Repeat the lines below exactly as they appear, but leave out the images.

====== DATA SHOWN

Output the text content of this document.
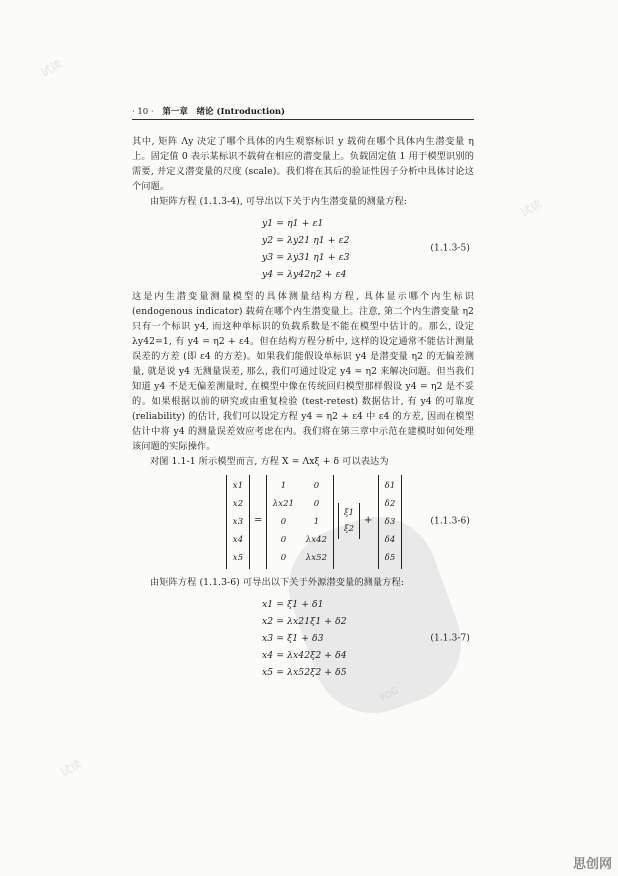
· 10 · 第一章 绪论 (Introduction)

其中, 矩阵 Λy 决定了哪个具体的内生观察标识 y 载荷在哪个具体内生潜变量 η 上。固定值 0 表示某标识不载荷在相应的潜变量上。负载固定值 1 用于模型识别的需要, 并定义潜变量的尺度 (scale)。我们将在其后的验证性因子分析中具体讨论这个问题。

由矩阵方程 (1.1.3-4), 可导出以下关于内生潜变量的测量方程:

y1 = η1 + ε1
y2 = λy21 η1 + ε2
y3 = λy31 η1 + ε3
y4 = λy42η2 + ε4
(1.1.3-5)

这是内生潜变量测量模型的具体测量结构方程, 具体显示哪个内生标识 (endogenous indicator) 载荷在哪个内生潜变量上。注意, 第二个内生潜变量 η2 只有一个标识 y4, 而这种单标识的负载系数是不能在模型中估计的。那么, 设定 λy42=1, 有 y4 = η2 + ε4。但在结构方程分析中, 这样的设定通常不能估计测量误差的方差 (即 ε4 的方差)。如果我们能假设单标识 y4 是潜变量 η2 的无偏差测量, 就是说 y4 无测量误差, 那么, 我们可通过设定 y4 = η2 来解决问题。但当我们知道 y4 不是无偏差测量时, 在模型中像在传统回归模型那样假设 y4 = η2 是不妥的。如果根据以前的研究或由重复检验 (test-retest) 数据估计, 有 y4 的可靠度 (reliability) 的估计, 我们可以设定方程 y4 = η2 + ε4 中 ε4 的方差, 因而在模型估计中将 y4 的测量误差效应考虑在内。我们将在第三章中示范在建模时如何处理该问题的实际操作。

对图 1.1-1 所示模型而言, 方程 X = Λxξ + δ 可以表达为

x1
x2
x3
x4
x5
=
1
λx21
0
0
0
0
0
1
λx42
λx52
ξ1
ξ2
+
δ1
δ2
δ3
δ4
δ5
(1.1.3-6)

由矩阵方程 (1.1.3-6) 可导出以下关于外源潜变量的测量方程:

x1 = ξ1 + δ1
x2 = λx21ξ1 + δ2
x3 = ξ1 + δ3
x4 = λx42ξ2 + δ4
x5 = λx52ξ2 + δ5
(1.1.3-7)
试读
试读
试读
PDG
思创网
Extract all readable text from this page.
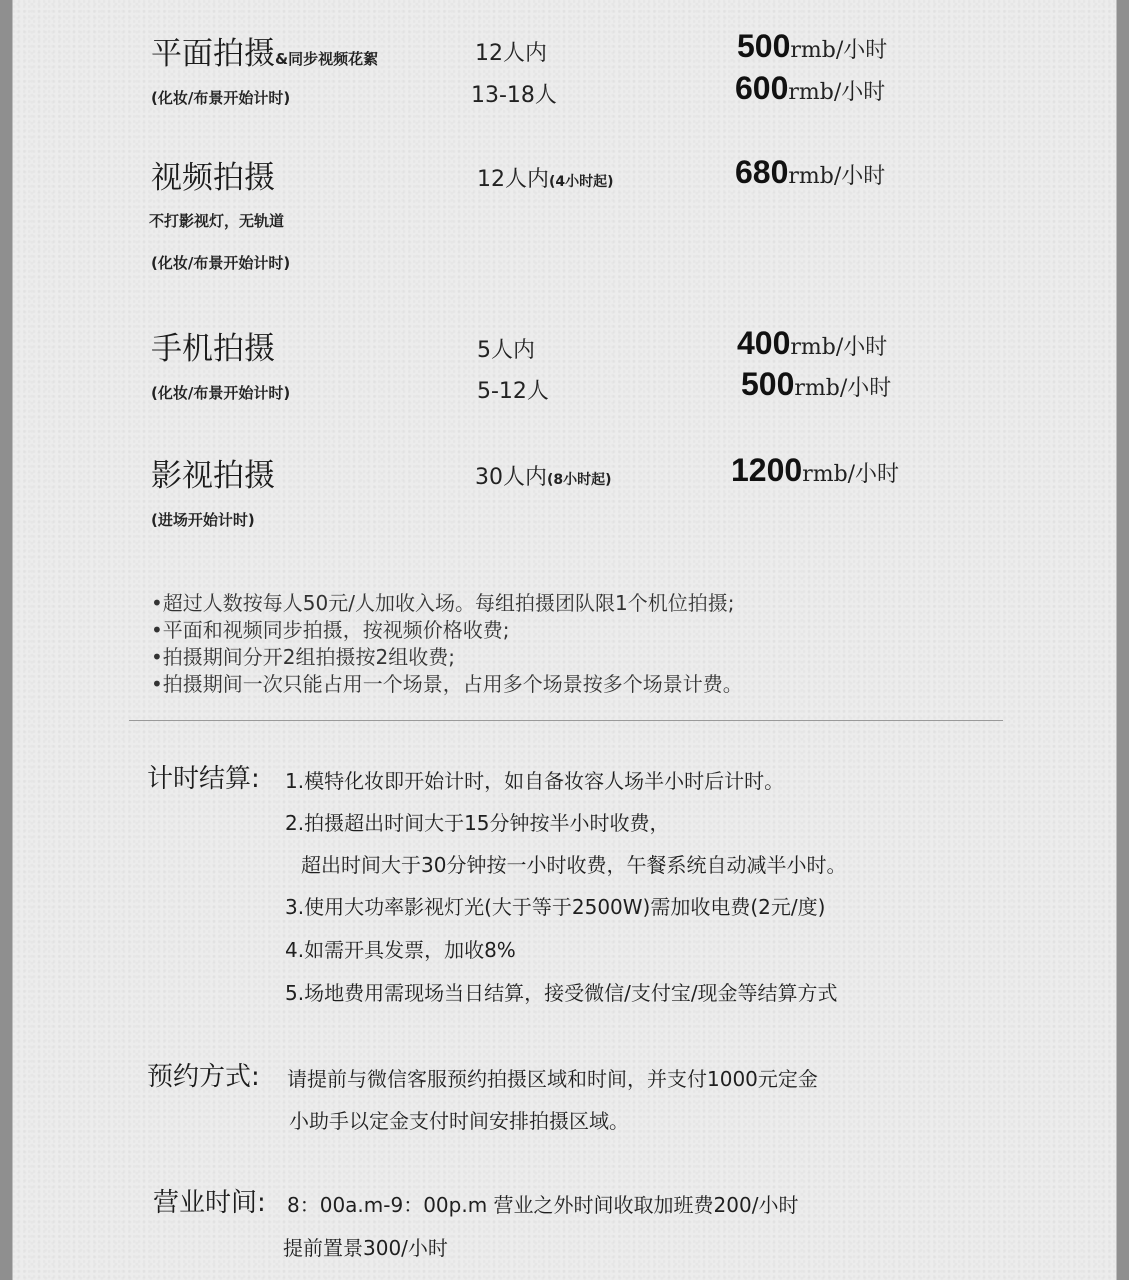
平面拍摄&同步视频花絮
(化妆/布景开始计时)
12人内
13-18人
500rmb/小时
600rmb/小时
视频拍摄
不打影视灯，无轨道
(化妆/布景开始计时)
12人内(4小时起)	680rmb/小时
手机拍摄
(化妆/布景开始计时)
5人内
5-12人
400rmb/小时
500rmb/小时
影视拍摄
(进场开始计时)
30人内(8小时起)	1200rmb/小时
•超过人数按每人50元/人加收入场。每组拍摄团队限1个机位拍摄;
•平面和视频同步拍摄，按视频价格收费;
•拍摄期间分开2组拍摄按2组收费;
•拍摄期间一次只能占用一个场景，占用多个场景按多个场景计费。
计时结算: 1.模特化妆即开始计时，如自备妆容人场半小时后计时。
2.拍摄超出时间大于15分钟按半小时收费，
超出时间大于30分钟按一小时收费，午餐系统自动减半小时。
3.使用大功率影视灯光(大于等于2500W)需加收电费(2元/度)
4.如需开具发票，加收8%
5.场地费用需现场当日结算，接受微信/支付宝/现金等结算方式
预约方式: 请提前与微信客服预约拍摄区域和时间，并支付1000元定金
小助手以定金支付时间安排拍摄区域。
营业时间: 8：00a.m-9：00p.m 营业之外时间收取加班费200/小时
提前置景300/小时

============

FULL ANSWER:
Output the text content of this document.
· 10 · 第一章 绪论 (Introduction)

其中, 矩阵 Λy 决定了哪个具体的内生观察标识 y 载荷在哪个具体内生潜变量 η 上。固定值 0 表示某标识不载荷在相应的潜变量上。负载固定值 1 用于模型识别的需要, 并定义潜变量的尺度 (scale)。我们将在其后的验证性因子分析中具体讨论这个问题。

由矩阵方程 (1.1.3-4), 可导出以下关于内生潜变量的测量方程:

y1 = η1 + ε1
y2 = λy21 η1 + ε2
y3 = λy31 η1 + ε3
y4 = λy42η2 + ε4
(1.1.3-5)

这是内生潜变量测量模型的具体测量结构方程, 具体显示哪个内生标识 (endogenous indicator) 载荷在哪个内生潜变量上。注意, 第二个内生潜变量 η2 只有一个标识 y4, 而这种单标识的负载系数是不能在模型中估计的。那么, 设定 λy42=1, 有 y4 = η2 + ε4。但在结构方程分析中, 这样的设定通常不能估计测量误差的方差 (即 ε4 的方差)。如果我们能假设单标识 y4 是潜变量 η2 的无偏差测量, 就是说 y4 无测量误差, 那么, 我们可通过设定 y4 = η2 来解决问题。但当我们知道 y4 不是无偏差测量时, 在模型中像在传统回归模型那样假设 y4 = η2 是不妥的。如果根据以前的研究或由重复检验 (test-retest) 数据估计, 有 y4 的可靠度 (reliability) 的估计, 我们可以设定方程 y4 = η2 + ε4 中 ε4 的方差, 因而在模型估计中将 y4 的测量误差效应考虑在内。我们将在第三章中示范在建模时如何处理该问题的实际操作。

对图 1.1-1 所示模型而言, 方程 X = Λxξ + δ 可以表达为

x1
x2
x3
x4
x5
=
1
λx21
0
0
0
0
0
1
λx42
λx52
ξ1
ξ2
+
δ1
δ2
δ3
δ4
δ5
(1.1.3-6)

由矩阵方程 (1.1.3-6) 可导出以下关于外源潜变量的测量方程:

x1 = ξ1 + δ1
x2 = λx21ξ1 + δ2
x3 = ξ1 + δ3
x4 = λx42ξ2 + δ4
x5 = λx52ξ2 + δ5
(1.1.3-7)
试读
试读
试读
PDG
思创网
Extract all readable text from this page.
平面拍摄&同步视频花絮
(化妆/布景开始计时)
12人内
13-18人
500rmb/小时
600rmb/小时
视频拍摄
不打影视灯，无轨道
(化妆/布景开始计时)
12人内(4小时起)	680rmb/小时
手机拍摄
(化妆/布景开始计时)
5人内
5-12人
400rmb/小时
500rmb/小时
影视拍摄
(进场开始计时)
30人内(8小时起)	1200rmb/小时
•超过人数按每人50元/人加收入场。每组拍摄团队限1个机位拍摄;
•平面和视频同步拍摄，按视频价格收费;
•拍摄期间分开2组拍摄按2组收费;
•拍摄期间一次只能占用一个场景，占用多个场景按多个场景计费。
计时结算: 1.模特化妆即开始计时，如自备妆容人场半小时后计时。
2.拍摄超出时间大于15分钟按半小时收费，
超出时间大于30分钟按一小时收费，午餐系统自动减半小时。
3.使用大功率影视灯光(大于等于2500W)需加收电费(2元/度)
4.如需开具发票，加收8%
5.场地费用需现场当日结算，接受微信/支付宝/现金等结算方式
预约方式: 请提前与微信客服预约拍摄区域和时间，并支付1000元定金
小助手以定金支付时间安排拍摄区域。
营业时间: 8：00a.m-9：00p.m 营业之外时间收取加班费200/小时
提前置景300/小时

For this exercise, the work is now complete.